=== Problem statement ===
Return every line below as is, leaving out the pictures.

=== Supplied records ===
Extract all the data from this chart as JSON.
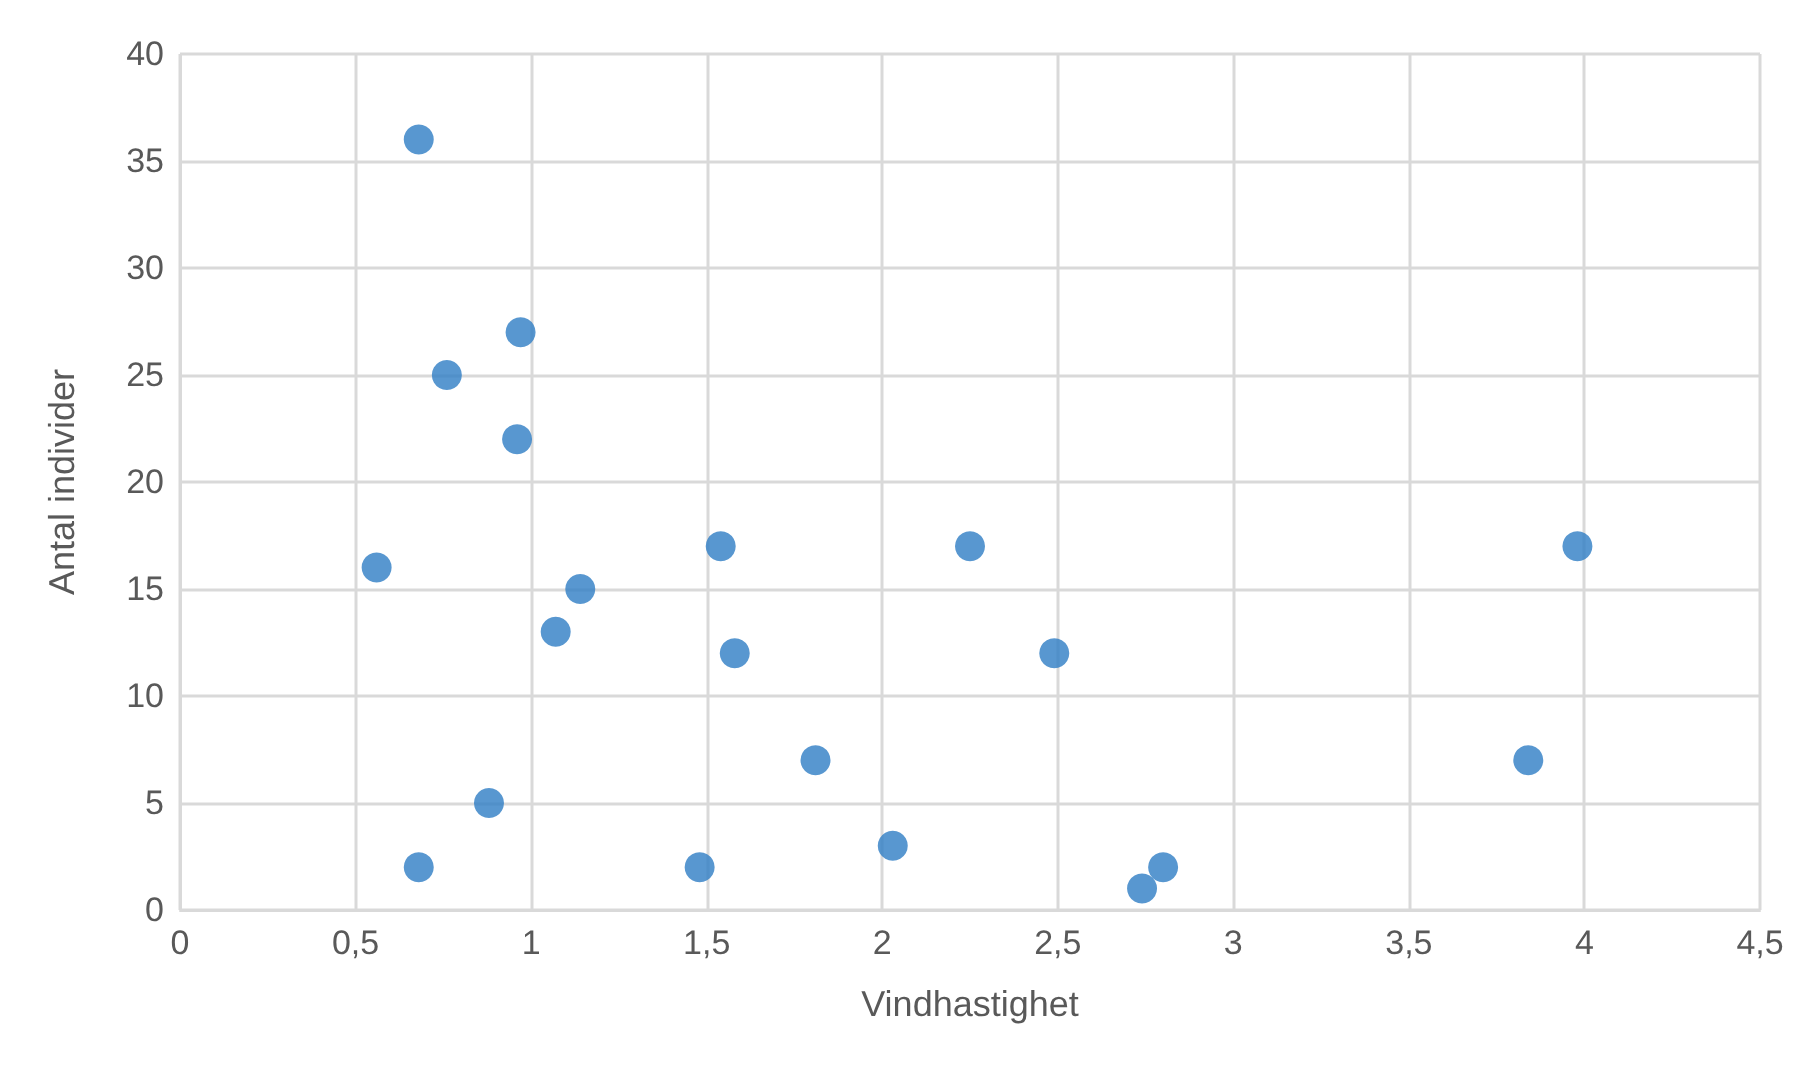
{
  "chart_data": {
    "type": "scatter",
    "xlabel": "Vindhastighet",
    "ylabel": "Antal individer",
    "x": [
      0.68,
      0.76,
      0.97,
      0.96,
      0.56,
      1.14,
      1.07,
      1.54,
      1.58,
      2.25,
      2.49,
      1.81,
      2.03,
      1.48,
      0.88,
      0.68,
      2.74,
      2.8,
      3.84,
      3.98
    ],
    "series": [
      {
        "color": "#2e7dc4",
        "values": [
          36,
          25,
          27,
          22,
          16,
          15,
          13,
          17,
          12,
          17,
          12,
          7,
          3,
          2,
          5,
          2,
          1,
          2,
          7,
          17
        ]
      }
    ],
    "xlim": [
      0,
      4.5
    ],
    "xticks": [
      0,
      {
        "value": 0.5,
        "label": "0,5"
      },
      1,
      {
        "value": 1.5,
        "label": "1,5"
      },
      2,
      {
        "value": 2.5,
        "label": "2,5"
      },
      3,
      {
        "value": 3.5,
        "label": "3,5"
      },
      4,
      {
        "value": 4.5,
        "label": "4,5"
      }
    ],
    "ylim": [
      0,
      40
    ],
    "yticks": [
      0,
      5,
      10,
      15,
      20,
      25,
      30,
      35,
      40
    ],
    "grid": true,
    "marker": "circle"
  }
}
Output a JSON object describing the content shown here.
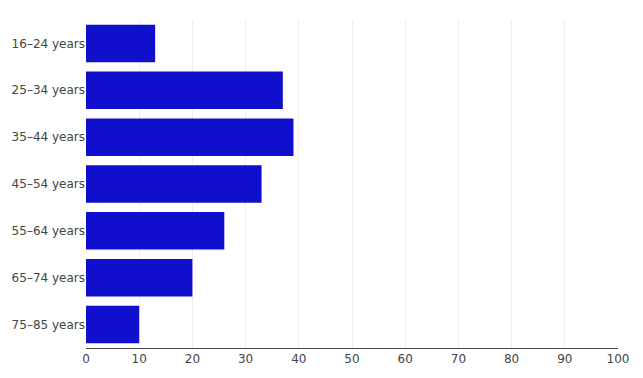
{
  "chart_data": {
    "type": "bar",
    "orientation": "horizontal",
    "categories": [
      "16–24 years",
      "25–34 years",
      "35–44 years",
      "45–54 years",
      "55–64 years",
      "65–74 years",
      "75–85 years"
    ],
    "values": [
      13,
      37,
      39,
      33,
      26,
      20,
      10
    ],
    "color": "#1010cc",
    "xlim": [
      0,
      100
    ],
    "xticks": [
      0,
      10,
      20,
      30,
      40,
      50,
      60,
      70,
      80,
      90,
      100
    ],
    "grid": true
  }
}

=== Answer to the task ===
Extract all the data from this chart as JSON.
{
  "chart_data": {
    "type": "scatter",
    "xlabel": "Vindhastighet",
    "ylabel": "Antal individer",
    "x": [
      0.68,
      0.76,
      0.97,
      0.96,
      0.56,
      1.14,
      1.07,
      1.54,
      1.58,
      2.25,
      2.49,
      1.81,
      2.03,
      1.48,
      0.88,
      0.68,
      2.74,
      2.8,
      3.84,
      3.98
    ],
    "series": [
      {
        "color": "#2e7dc4",
        "values": [
          36,
          25,
          27,
          22,
          16,
          15,
          13,
          17,
          12,
          17,
          12,
          7,
          3,
          2,
          5,
          2,
          1,
          2,
          7,
          17
        ]
      }
    ],
    "xlim": [
      0,
      4.5
    ],
    "xticks": [
      0,
      {
        "value": 0.5,
        "label": "0,5"
      },
      1,
      {
        "value": 1.5,
        "label": "1,5"
      },
      2,
      {
        "value": 2.5,
        "label": "2,5"
      },
      3,
      {
        "value": 3.5,
        "label": "3,5"
      },
      4,
      {
        "value": 4.5,
        "label": "4,5"
      }
    ],
    "ylim": [
      0,
      40
    ],
    "yticks": [
      0,
      5,
      10,
      15,
      20,
      25,
      30,
      35,
      40
    ],
    "grid": true,
    "marker": "circle"
  }
}
Output a JSON object describing the content shown here.
{
  "chart_data": {
    "type": "bar",
    "orientation": "horizontal",
    "categories": [
      "16–24 years",
      "25–34 years",
      "35–44 years",
      "45–54 years",
      "55–64 years",
      "65–74 years",
      "75–85 years"
    ],
    "values": [
      13,
      37,
      39,
      33,
      26,
      20,
      10
    ],
    "color": "#1010cc",
    "xlim": [
      0,
      100
    ],
    "xticks": [
      0,
      10,
      20,
      30,
      40,
      50,
      60,
      70,
      80,
      90,
      100
    ],
    "grid": true
  }
}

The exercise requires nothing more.